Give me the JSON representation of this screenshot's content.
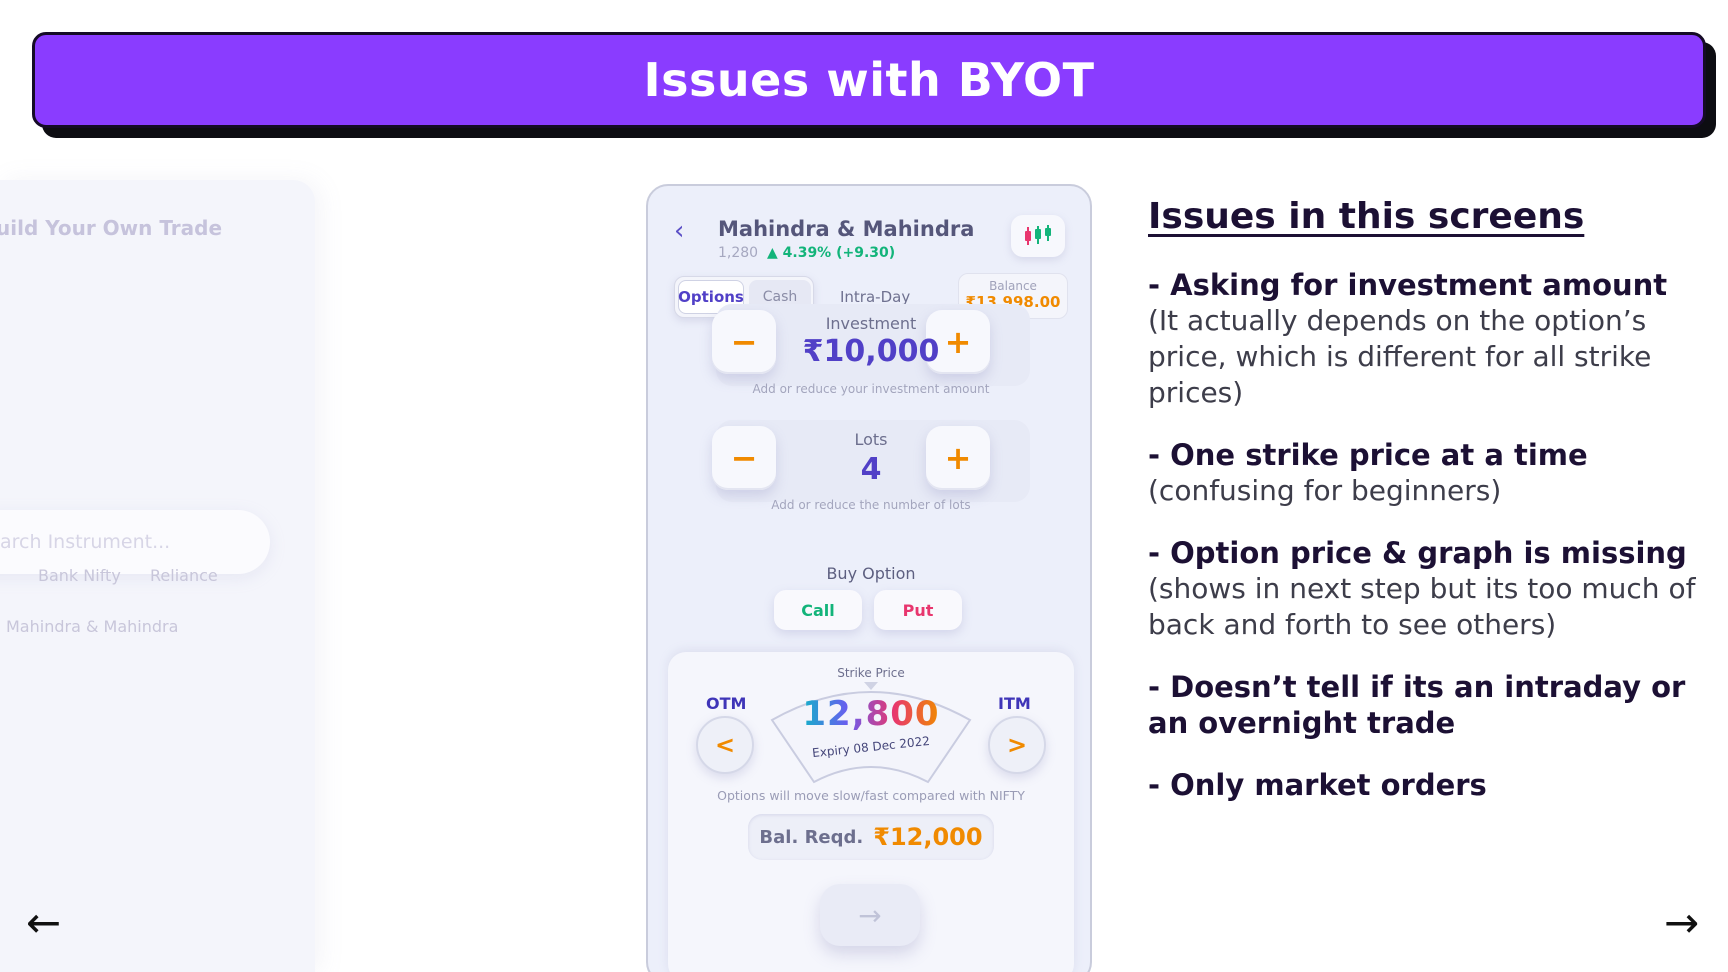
{
  "header": {
    "title": "Issues with BYOT"
  },
  "background_screen": {
    "title": "uild Your Own Trade",
    "search_placeholder": "arch Instrument...",
    "chips": [
      "Bank Nifty",
      "Reliance",
      "Mahindra & Mahindra"
    ]
  },
  "phone": {
    "stock_name": "Mahindra & Mahindra",
    "price": "1,280",
    "change": "▲ 4.39% (+9.30)",
    "tabs": {
      "options": "Options",
      "cash": "Cash",
      "intraday": "Intra-Day"
    },
    "balance": {
      "label": "Balance",
      "value": "₹13,998.00"
    },
    "investment": {
      "label": "Investment",
      "value": "₹10,000",
      "hint": "Add or reduce your investment amount",
      "minus": "−",
      "plus": "+"
    },
    "lots": {
      "label": "Lots",
      "value": "4",
      "hint": "Add or reduce the number of lots",
      "minus": "−",
      "plus": "+"
    },
    "buy_option": {
      "label": "Buy Option",
      "call": "Call",
      "put": "Put"
    },
    "strike": {
      "caption": "Strike Price",
      "otm": "OTM",
      "itm": "ITM",
      "value": "12,800",
      "expiry": "Expiry 08 Dec 2022",
      "prev": "<",
      "next": ">",
      "hint": "Options will move slow/fast compared with NIFTY"
    },
    "bal_required": {
      "label": "Bal. Reqd.",
      "value": "₹12,000"
    },
    "next_arrow": "→",
    "colors": {
      "accent": "#5140c7",
      "orange": "#f08a00",
      "green": "#13b47a",
      "pink": "#e8366e"
    }
  },
  "issues": {
    "title": "Issues in this screens",
    "items": [
      {
        "head": "- Asking for investment amount",
        "desc": "(It actually depends on the option’s price, which is different for all strike prices)"
      },
      {
        "head": "- One strike price at a time",
        "desc": "(confusing for beginners)"
      },
      {
        "head": "- Option price & graph is missing",
        "desc": "(shows in next step but its too much of back and forth to see others)"
      },
      {
        "head": "- Doesn’t tell if its an intraday or an overnight trade",
        "desc": ""
      },
      {
        "head": "- Only market orders",
        "desc": ""
      }
    ]
  },
  "navigation": {
    "prev": "←",
    "next": "→"
  },
  "banner_color": "#8a3cff"
}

□ □ □

### Short exercise
Check each line of these records for the string "desc" and state only how many lines have it.

### Output for this task
5